## SUPPLIED DATA
## Begin

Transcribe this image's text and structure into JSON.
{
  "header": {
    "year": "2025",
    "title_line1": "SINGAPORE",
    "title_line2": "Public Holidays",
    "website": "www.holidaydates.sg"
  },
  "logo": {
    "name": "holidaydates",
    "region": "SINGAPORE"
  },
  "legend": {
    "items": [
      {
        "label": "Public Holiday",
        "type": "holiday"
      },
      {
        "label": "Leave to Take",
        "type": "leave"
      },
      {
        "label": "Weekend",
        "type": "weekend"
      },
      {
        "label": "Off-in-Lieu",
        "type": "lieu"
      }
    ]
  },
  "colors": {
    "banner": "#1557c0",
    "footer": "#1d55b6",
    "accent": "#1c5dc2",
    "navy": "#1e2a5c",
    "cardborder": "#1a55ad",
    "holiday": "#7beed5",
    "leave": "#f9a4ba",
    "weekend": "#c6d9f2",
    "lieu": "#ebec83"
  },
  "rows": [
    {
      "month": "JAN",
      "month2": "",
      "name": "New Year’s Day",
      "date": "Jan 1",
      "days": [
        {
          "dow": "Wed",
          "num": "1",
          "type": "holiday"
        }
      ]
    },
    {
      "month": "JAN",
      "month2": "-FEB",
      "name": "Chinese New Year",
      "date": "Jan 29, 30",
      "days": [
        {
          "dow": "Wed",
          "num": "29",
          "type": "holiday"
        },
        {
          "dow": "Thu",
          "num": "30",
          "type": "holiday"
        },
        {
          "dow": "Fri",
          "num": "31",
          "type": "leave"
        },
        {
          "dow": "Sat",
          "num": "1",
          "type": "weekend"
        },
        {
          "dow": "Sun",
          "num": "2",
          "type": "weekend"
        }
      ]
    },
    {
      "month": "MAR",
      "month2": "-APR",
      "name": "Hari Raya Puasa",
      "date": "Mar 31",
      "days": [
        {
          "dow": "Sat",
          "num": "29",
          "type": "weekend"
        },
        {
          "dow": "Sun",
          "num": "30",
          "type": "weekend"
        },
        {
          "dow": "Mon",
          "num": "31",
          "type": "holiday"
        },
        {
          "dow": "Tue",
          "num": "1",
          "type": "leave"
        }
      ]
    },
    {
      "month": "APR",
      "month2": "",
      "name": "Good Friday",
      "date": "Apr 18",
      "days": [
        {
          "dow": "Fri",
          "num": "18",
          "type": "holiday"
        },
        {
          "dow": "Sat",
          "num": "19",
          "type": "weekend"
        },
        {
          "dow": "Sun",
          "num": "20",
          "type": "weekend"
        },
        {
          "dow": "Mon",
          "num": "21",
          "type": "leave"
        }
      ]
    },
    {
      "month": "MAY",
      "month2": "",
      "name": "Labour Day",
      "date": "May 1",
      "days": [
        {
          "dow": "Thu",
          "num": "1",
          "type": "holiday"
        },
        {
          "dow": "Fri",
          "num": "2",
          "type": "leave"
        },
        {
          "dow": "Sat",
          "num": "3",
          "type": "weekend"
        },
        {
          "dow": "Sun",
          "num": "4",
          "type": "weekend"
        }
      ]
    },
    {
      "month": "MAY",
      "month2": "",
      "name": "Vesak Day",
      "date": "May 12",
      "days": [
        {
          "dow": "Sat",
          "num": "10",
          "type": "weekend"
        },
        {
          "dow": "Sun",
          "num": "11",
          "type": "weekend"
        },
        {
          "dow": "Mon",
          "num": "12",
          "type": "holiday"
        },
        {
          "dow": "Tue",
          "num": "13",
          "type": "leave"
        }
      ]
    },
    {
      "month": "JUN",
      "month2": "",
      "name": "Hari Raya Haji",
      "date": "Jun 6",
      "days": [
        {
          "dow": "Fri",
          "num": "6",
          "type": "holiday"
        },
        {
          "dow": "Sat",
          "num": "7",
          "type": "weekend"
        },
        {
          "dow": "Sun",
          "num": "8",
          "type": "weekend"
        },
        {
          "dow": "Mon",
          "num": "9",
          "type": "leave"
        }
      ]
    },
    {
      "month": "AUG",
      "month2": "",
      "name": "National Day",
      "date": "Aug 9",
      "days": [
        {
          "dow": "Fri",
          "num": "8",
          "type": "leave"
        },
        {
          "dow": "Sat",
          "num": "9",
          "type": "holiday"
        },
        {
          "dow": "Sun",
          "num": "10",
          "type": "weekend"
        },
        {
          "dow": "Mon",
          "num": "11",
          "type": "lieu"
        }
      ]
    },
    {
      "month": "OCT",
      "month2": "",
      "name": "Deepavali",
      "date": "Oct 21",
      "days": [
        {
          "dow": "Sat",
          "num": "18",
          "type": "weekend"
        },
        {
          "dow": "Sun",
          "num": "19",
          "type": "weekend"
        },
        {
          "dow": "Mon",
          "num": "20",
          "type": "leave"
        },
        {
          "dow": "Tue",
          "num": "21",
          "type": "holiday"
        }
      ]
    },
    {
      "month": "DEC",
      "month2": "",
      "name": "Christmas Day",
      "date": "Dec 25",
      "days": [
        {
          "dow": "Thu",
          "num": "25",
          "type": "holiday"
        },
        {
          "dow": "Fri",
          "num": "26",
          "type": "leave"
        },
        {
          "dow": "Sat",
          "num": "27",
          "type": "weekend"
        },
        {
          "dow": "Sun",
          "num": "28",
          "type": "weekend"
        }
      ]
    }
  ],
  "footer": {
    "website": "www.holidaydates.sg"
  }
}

## End

## EXERCISE DETAILS
Single out each line of the records above with the string "Raya" in it, and copy it.

## THE COMPLETED TASK
      "name": "Hari Raya Puasa",
      "name": "Hari Raya Haji",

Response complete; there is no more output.